## Data records
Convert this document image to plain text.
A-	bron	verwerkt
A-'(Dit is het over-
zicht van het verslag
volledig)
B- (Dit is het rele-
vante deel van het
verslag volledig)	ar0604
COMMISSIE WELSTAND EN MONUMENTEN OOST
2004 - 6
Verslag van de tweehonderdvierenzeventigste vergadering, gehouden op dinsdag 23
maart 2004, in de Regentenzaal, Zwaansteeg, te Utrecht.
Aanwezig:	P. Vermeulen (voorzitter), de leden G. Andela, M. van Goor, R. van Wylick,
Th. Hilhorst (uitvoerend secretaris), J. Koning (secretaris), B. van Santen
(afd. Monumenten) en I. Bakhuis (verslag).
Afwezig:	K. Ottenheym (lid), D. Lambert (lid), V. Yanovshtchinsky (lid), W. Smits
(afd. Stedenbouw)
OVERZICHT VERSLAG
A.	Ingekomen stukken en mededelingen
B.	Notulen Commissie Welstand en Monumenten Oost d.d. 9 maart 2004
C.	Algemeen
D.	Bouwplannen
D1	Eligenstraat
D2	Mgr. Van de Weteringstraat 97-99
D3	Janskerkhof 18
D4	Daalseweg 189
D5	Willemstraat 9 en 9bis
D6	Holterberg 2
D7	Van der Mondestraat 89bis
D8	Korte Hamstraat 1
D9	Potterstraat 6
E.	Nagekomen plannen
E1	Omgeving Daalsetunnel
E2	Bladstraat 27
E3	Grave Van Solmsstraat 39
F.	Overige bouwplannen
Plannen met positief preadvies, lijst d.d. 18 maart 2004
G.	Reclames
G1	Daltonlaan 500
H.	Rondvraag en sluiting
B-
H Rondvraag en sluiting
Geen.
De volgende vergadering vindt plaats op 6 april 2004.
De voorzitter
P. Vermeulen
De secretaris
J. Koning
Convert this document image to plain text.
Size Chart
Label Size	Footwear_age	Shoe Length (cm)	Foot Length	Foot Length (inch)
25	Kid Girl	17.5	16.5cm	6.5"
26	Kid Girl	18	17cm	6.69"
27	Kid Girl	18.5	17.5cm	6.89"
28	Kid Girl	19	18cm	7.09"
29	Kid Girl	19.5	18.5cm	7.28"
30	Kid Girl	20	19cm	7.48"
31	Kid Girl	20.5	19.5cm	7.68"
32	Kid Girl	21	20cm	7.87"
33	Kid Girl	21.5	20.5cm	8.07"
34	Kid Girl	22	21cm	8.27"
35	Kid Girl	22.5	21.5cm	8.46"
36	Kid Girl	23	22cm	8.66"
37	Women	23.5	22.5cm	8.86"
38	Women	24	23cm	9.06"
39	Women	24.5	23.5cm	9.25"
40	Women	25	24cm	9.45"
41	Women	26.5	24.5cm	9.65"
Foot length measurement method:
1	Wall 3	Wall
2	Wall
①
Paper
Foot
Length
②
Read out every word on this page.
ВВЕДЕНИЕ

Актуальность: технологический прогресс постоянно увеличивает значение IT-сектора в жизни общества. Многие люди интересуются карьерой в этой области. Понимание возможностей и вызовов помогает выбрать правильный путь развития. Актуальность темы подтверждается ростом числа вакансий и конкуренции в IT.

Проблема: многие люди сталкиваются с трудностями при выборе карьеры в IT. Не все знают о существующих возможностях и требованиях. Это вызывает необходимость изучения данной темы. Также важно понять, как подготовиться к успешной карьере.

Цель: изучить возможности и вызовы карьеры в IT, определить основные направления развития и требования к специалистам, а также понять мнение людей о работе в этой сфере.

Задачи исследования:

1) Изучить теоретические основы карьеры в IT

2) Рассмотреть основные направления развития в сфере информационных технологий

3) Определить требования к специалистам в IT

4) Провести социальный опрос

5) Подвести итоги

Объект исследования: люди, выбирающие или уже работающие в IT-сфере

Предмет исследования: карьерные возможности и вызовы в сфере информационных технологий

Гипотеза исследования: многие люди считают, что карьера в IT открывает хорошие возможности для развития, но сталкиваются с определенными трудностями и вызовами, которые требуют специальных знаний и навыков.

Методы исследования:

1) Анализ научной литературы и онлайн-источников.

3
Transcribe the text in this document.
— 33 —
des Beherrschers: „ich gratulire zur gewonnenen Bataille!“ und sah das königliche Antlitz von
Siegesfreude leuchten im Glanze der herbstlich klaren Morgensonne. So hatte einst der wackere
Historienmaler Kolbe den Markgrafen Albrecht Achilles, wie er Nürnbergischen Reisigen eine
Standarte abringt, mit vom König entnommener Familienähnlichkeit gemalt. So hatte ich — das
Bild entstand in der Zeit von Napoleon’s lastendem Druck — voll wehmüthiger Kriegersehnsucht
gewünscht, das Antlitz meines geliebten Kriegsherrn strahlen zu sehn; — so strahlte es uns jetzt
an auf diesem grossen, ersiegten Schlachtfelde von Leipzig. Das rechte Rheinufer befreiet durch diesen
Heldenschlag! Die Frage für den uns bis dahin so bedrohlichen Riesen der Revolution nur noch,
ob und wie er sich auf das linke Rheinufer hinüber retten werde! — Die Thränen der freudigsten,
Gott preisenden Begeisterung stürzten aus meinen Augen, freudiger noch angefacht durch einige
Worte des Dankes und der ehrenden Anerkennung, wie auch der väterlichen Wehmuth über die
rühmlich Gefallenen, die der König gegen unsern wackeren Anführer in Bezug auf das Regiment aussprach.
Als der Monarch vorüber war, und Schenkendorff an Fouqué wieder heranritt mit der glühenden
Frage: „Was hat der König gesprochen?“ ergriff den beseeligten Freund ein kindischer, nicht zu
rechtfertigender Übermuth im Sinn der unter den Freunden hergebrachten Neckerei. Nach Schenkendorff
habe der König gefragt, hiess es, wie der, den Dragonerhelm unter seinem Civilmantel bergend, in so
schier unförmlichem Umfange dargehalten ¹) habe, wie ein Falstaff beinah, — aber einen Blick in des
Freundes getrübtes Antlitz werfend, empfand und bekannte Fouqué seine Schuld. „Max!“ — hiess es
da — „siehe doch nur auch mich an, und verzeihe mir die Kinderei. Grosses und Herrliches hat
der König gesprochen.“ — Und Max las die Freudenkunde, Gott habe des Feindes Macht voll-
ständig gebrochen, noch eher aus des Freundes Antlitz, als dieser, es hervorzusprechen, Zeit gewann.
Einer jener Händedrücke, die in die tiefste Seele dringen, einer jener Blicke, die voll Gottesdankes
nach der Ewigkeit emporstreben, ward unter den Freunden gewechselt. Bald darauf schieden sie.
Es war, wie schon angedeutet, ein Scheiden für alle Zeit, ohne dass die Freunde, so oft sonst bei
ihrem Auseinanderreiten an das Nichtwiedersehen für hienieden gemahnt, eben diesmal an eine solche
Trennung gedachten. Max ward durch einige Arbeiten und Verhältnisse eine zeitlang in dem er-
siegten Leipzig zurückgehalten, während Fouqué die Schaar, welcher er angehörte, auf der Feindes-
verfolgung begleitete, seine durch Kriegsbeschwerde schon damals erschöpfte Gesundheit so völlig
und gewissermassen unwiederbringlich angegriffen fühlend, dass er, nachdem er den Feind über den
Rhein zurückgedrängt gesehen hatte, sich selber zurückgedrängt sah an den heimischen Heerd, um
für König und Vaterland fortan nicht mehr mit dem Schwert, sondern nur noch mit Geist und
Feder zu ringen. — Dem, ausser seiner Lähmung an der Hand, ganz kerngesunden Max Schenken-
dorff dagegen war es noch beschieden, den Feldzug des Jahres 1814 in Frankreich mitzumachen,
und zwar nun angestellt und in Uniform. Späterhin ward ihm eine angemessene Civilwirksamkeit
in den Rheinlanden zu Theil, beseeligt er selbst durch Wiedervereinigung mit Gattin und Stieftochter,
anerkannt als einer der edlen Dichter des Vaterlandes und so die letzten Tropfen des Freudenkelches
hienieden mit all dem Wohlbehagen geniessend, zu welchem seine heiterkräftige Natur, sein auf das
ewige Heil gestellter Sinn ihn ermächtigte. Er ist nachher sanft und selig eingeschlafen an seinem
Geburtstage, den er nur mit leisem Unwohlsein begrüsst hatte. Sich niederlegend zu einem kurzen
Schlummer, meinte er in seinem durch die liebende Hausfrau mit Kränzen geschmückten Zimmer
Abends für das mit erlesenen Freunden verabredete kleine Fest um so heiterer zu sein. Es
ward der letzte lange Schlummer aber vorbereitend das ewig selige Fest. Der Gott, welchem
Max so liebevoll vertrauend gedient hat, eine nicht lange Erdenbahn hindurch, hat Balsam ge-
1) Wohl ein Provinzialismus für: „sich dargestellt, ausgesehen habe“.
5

## To be done
What is the number of lines above that contain the string "auch"? Answer with the number alone.

## Response
2